• [Required task]: Images should be left out, and everything else in the listing reproduced exactly.

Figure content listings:

☆ ☆ ☆ ☆ ☆

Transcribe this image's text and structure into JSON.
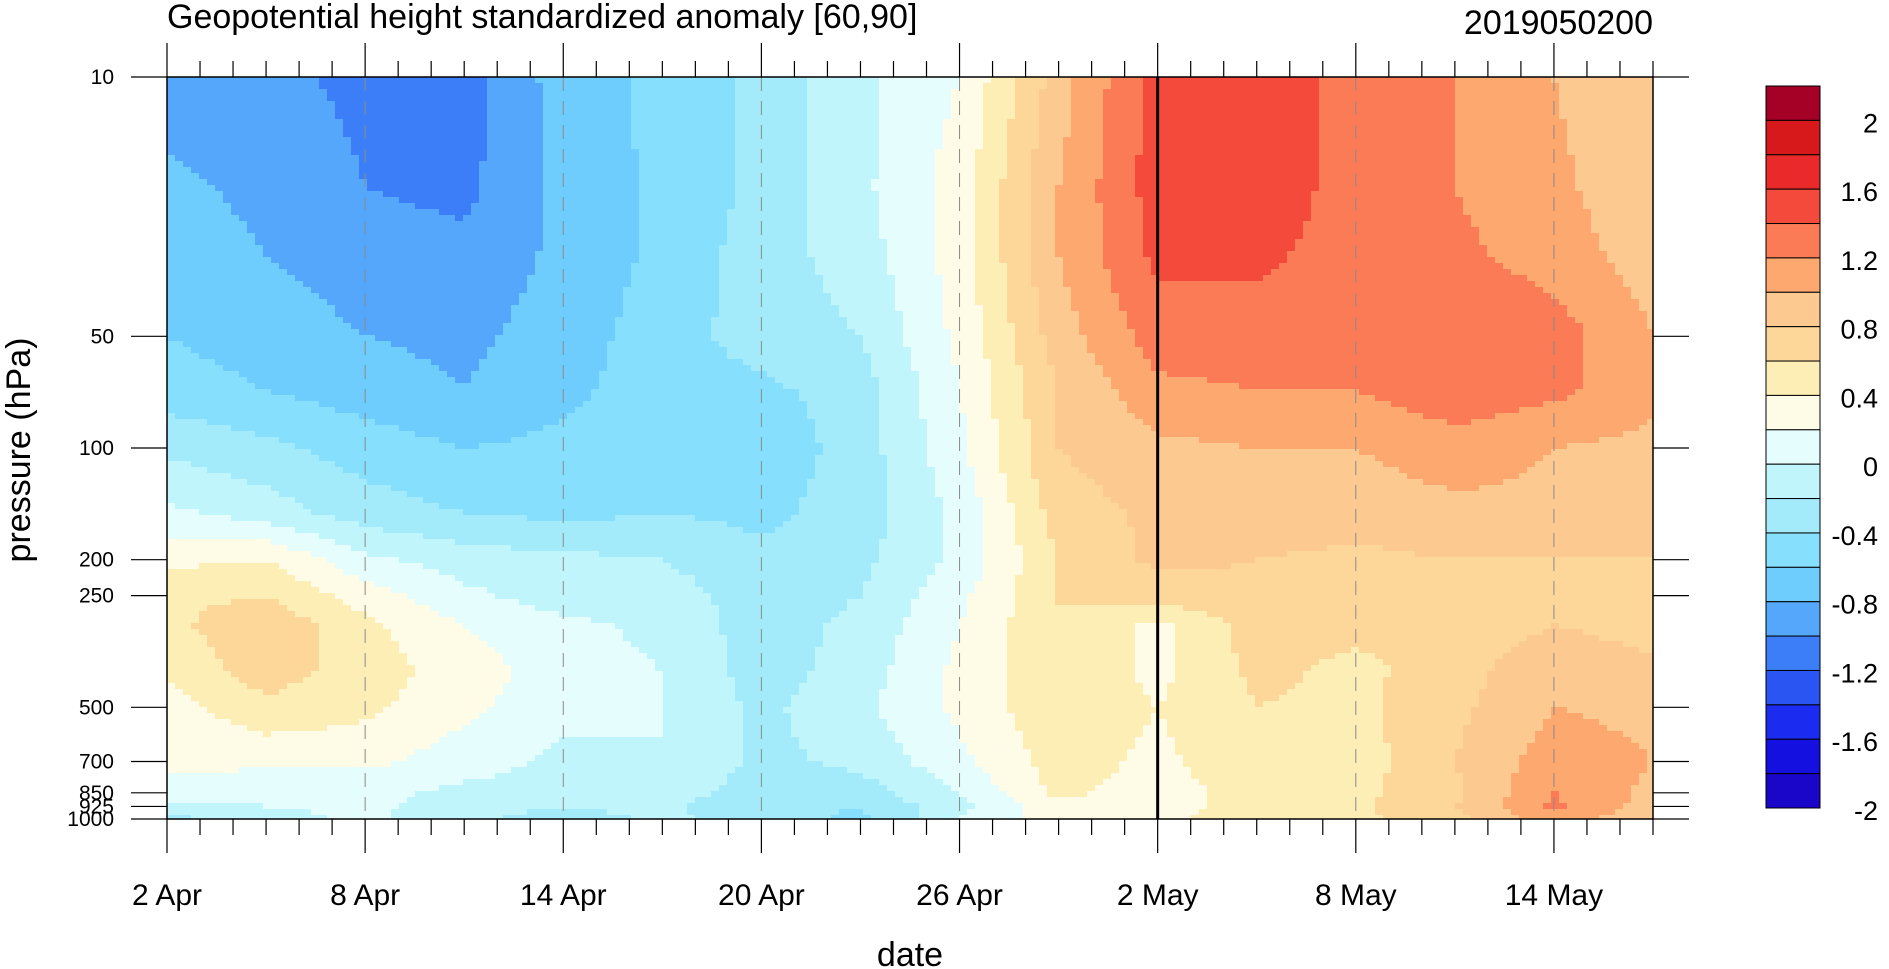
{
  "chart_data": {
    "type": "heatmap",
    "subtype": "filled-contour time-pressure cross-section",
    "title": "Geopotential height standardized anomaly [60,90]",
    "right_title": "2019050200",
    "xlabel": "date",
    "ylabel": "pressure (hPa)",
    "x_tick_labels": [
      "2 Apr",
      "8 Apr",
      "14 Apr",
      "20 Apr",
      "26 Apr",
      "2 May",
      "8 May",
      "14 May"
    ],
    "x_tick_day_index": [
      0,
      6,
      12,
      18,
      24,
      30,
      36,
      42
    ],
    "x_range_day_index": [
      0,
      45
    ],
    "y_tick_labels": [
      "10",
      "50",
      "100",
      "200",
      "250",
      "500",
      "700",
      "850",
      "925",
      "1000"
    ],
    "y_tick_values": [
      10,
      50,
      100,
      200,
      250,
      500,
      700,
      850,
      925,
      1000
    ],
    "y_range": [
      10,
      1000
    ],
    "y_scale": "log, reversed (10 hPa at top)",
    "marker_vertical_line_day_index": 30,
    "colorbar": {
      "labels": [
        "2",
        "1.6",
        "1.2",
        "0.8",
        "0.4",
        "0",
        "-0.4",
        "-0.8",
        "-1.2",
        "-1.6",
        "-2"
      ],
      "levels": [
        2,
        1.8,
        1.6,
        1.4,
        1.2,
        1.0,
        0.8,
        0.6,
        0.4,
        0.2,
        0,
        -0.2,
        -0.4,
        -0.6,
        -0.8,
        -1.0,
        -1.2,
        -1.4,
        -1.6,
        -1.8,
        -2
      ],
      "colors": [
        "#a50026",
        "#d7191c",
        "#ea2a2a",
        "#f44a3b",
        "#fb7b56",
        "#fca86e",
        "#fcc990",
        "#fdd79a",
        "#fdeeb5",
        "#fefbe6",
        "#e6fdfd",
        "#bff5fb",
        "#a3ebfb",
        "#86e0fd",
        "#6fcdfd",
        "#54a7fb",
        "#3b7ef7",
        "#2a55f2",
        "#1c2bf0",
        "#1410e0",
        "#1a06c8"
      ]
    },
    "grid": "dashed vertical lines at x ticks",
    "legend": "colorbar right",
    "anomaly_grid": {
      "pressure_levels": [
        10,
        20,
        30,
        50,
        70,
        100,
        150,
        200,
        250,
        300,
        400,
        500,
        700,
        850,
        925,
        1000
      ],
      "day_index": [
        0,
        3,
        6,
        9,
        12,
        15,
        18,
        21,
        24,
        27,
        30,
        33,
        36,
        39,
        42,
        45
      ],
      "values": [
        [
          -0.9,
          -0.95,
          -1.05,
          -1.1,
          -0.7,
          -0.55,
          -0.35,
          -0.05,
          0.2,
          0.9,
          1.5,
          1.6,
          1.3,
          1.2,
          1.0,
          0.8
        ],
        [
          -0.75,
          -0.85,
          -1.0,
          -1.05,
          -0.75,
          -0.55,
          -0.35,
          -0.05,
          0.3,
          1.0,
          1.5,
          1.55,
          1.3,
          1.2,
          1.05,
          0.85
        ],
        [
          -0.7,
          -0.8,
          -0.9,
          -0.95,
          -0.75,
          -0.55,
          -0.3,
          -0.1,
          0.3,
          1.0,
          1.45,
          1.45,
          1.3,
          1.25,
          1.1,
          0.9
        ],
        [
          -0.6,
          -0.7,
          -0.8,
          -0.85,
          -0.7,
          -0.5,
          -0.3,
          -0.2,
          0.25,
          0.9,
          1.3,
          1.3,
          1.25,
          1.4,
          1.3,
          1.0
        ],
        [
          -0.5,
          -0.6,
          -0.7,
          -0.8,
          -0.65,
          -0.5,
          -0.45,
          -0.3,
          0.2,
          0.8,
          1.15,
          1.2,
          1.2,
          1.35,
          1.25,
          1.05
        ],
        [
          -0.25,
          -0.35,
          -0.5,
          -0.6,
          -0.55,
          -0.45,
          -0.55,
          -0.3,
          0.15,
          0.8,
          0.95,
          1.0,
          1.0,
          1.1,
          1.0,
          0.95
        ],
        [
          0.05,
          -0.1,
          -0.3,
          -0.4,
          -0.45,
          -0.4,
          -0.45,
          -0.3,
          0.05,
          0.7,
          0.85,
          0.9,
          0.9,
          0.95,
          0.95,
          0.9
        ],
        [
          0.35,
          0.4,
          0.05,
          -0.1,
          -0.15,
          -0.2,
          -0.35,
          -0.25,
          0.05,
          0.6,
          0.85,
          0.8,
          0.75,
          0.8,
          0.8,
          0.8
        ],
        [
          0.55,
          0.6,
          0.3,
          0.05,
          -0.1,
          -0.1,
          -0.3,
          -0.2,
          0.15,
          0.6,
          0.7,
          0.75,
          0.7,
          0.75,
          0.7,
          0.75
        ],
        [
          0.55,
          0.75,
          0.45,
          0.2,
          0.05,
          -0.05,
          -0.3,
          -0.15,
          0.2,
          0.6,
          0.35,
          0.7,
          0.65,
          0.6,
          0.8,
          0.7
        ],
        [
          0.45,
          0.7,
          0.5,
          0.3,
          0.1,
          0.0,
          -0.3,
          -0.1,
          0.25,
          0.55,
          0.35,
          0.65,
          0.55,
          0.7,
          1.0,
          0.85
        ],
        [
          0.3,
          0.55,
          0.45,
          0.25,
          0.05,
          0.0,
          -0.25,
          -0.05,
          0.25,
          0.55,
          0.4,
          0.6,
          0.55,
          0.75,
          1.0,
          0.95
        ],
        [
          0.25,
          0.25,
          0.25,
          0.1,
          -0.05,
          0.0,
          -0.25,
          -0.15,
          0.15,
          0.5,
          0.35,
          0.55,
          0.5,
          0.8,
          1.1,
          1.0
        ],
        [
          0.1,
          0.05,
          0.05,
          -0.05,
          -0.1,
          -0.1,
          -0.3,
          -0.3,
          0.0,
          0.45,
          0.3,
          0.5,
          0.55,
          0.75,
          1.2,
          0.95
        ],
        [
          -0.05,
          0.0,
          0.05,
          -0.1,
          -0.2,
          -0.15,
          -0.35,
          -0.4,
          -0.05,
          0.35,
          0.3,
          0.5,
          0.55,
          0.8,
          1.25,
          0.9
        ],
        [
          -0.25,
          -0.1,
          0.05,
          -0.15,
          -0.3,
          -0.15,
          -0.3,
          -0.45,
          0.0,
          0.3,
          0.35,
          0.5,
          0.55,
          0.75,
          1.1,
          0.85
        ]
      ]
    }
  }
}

☆ ☆ ☆ ☆ ☆

• [Solution to this problem]:
Transcribe this image's text and structure into JSON.
{
  "chart_data": {
    "type": "heatmap",
    "subtype": "filled-contour time-pressure cross-section",
    "title": "Geopotential height standardized anomaly [60,90]",
    "right_title": "2019050200",
    "xlabel": "date",
    "ylabel": "pressure (hPa)",
    "x_tick_labels": [
      "2 Apr",
      "8 Apr",
      "14 Apr",
      "20 Apr",
      "26 Apr",
      "2 May",
      "8 May",
      "14 May"
    ],
    "x_tick_day_index": [
      0,
      6,
      12,
      18,
      24,
      30,
      36,
      42
    ],
    "x_range_day_index": [
      0,
      45
    ],
    "y_tick_labels": [
      "10",
      "50",
      "100",
      "200",
      "250",
      "500",
      "700",
      "850",
      "925",
      "1000"
    ],
    "y_tick_values": [
      10,
      50,
      100,
      200,
      250,
      500,
      700,
      850,
      925,
      1000
    ],
    "y_range": [
      10,
      1000
    ],
    "y_scale": "log, reversed (10 hPa at top)",
    "marker_vertical_line_day_index": 30,
    "colorbar": {
      "labels": [
        "2",
        "1.6",
        "1.2",
        "0.8",
        "0.4",
        "0",
        "-0.4",
        "-0.8",
        "-1.2",
        "-1.6",
        "-2"
      ],
      "levels": [
        2,
        1.8,
        1.6,
        1.4,
        1.2,
        1.0,
        0.8,
        0.6,
        0.4,
        0.2,
        0,
        -0.2,
        -0.4,
        -0.6,
        -0.8,
        -1.0,
        -1.2,
        -1.4,
        -1.6,
        -1.8,
        -2
      ],
      "colors": [
        "#a50026",
        "#d7191c",
        "#ea2a2a",
        "#f44a3b",
        "#fb7b56",
        "#fca86e",
        "#fcc990",
        "#fdd79a",
        "#fdeeb5",
        "#fefbe6",
        "#e6fdfd",
        "#bff5fb",
        "#a3ebfb",
        "#86e0fd",
        "#6fcdfd",
        "#54a7fb",
        "#3b7ef7",
        "#2a55f2",
        "#1c2bf0",
        "#1410e0",
        "#1a06c8"
      ]
    },
    "grid": "dashed vertical lines at x ticks",
    "legend": "colorbar right",
    "anomaly_grid": {
      "pressure_levels": [
        10,
        20,
        30,
        50,
        70,
        100,
        150,
        200,
        250,
        300,
        400,
        500,
        700,
        850,
        925,
        1000
      ],
      "day_index": [
        0,
        3,
        6,
        9,
        12,
        15,
        18,
        21,
        24,
        27,
        30,
        33,
        36,
        39,
        42,
        45
      ],
      "values": [
        [
          -0.9,
          -0.95,
          -1.05,
          -1.1,
          -0.7,
          -0.55,
          -0.35,
          -0.05,
          0.2,
          0.9,
          1.5,
          1.6,
          1.3,
          1.2,
          1.0,
          0.8
        ],
        [
          -0.75,
          -0.85,
          -1.0,
          -1.05,
          -0.75,
          -0.55,
          -0.35,
          -0.05,
          0.3,
          1.0,
          1.5,
          1.55,
          1.3,
          1.2,
          1.05,
          0.85
        ],
        [
          -0.7,
          -0.8,
          -0.9,
          -0.95,
          -0.75,
          -0.55,
          -0.3,
          -0.1,
          0.3,
          1.0,
          1.45,
          1.45,
          1.3,
          1.25,
          1.1,
          0.9
        ],
        [
          -0.6,
          -0.7,
          -0.8,
          -0.85,
          -0.7,
          -0.5,
          -0.3,
          -0.2,
          0.25,
          0.9,
          1.3,
          1.3,
          1.25,
          1.4,
          1.3,
          1.0
        ],
        [
          -0.5,
          -0.6,
          -0.7,
          -0.8,
          -0.65,
          -0.5,
          -0.45,
          -0.3,
          0.2,
          0.8,
          1.15,
          1.2,
          1.2,
          1.35,
          1.25,
          1.05
        ],
        [
          -0.25,
          -0.35,
          -0.5,
          -0.6,
          -0.55,
          -0.45,
          -0.55,
          -0.3,
          0.15,
          0.8,
          0.95,
          1.0,
          1.0,
          1.1,
          1.0,
          0.95
        ],
        [
          0.05,
          -0.1,
          -0.3,
          -0.4,
          -0.45,
          -0.4,
          -0.45,
          -0.3,
          0.05,
          0.7,
          0.85,
          0.9,
          0.9,
          0.95,
          0.95,
          0.9
        ],
        [
          0.35,
          0.4,
          0.05,
          -0.1,
          -0.15,
          -0.2,
          -0.35,
          -0.25,
          0.05,
          0.6,
          0.85,
          0.8,
          0.75,
          0.8,
          0.8,
          0.8
        ],
        [
          0.55,
          0.6,
          0.3,
          0.05,
          -0.1,
          -0.1,
          -0.3,
          -0.2,
          0.15,
          0.6,
          0.7,
          0.75,
          0.7,
          0.75,
          0.7,
          0.75
        ],
        [
          0.55,
          0.75,
          0.45,
          0.2,
          0.05,
          -0.05,
          -0.3,
          -0.15,
          0.2,
          0.6,
          0.35,
          0.7,
          0.65,
          0.6,
          0.8,
          0.7
        ],
        [
          0.45,
          0.7,
          0.5,
          0.3,
          0.1,
          0.0,
          -0.3,
          -0.1,
          0.25,
          0.55,
          0.35,
          0.65,
          0.55,
          0.7,
          1.0,
          0.85
        ],
        [
          0.3,
          0.55,
          0.45,
          0.25,
          0.05,
          0.0,
          -0.25,
          -0.05,
          0.25,
          0.55,
          0.4,
          0.6,
          0.55,
          0.75,
          1.0,
          0.95
        ],
        [
          0.25,
          0.25,
          0.25,
          0.1,
          -0.05,
          0.0,
          -0.25,
          -0.15,
          0.15,
          0.5,
          0.35,
          0.55,
          0.5,
          0.8,
          1.1,
          1.0
        ],
        [
          0.1,
          0.05,
          0.05,
          -0.05,
          -0.1,
          -0.1,
          -0.3,
          -0.3,
          0.0,
          0.45,
          0.3,
          0.5,
          0.55,
          0.75,
          1.2,
          0.95
        ],
        [
          -0.05,
          0.0,
          0.05,
          -0.1,
          -0.2,
          -0.15,
          -0.35,
          -0.4,
          -0.05,
          0.35,
          0.3,
          0.5,
          0.55,
          0.8,
          1.25,
          0.9
        ],
        [
          -0.25,
          -0.1,
          0.05,
          -0.15,
          -0.3,
          -0.15,
          -0.3,
          -0.45,
          0.0,
          0.3,
          0.35,
          0.5,
          0.55,
          0.75,
          1.1,
          0.85
        ]
      ]
    }
  }
}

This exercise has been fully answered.